[Records]
--

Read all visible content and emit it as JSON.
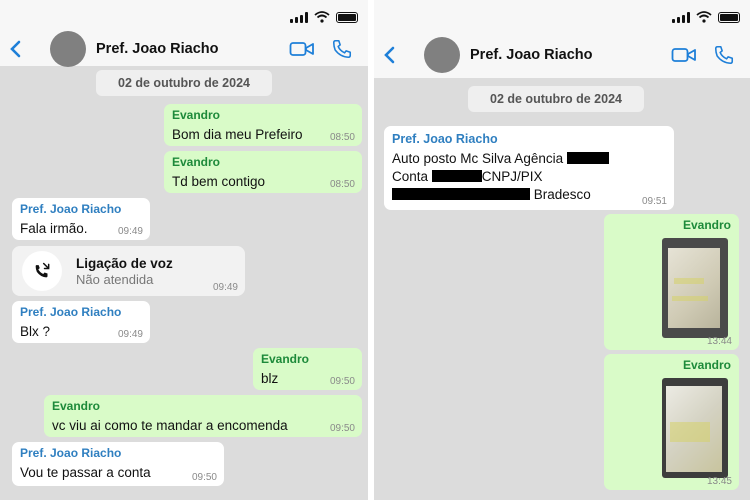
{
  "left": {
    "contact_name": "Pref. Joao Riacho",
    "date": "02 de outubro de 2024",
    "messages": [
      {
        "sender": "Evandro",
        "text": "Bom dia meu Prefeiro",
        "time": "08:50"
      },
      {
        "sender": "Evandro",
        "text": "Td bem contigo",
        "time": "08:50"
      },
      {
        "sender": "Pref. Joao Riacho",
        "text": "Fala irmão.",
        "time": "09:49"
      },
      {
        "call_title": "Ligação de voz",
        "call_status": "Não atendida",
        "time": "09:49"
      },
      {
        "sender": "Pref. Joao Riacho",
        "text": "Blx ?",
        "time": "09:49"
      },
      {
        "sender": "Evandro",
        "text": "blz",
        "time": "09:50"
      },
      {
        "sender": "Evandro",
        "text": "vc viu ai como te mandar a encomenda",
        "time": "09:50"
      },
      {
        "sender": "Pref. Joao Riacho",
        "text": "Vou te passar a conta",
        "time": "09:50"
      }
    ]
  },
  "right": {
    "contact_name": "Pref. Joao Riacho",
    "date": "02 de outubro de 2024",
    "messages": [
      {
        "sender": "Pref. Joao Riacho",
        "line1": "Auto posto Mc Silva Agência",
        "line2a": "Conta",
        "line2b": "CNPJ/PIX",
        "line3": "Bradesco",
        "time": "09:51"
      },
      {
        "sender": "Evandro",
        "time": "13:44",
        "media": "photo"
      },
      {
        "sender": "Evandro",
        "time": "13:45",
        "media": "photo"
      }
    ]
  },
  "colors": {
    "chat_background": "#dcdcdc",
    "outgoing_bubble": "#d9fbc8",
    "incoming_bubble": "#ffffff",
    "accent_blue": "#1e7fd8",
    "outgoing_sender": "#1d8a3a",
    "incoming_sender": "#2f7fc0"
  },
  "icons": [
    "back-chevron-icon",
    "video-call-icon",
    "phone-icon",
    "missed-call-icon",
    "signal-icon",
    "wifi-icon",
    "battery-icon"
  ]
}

--

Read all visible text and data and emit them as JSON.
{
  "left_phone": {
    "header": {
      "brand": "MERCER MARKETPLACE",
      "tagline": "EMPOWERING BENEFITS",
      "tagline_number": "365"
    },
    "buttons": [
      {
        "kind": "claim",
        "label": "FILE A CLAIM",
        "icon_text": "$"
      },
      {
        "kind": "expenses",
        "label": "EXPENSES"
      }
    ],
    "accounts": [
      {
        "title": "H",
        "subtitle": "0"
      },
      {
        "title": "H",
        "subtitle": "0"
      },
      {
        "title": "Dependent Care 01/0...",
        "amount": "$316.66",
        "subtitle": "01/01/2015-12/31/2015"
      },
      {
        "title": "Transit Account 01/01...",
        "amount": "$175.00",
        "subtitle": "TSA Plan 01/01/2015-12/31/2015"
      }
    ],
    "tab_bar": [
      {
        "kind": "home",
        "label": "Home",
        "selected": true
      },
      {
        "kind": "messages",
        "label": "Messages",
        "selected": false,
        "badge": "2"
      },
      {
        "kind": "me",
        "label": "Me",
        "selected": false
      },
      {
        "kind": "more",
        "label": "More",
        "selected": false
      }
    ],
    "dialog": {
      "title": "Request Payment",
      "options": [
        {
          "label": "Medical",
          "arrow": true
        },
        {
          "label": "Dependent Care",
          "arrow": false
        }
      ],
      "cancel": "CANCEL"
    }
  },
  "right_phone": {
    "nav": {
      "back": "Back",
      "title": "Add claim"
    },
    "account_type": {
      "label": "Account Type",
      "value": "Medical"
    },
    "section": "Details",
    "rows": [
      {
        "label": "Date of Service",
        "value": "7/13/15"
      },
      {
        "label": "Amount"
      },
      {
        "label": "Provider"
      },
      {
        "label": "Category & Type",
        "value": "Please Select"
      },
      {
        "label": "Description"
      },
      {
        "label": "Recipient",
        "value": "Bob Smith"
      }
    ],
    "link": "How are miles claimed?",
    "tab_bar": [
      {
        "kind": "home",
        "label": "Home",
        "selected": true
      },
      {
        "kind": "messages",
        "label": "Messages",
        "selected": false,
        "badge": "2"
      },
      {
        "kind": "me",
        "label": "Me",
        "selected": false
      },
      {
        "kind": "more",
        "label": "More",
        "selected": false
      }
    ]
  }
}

--

**WHAT THIS TASK INVOLVES:** Every line of the records that includes the word "visible" should be gathered.

**FINAL RESULT:**
Read all visible content and emit it as JSON.
Read all visible text and data and emit them as JSON.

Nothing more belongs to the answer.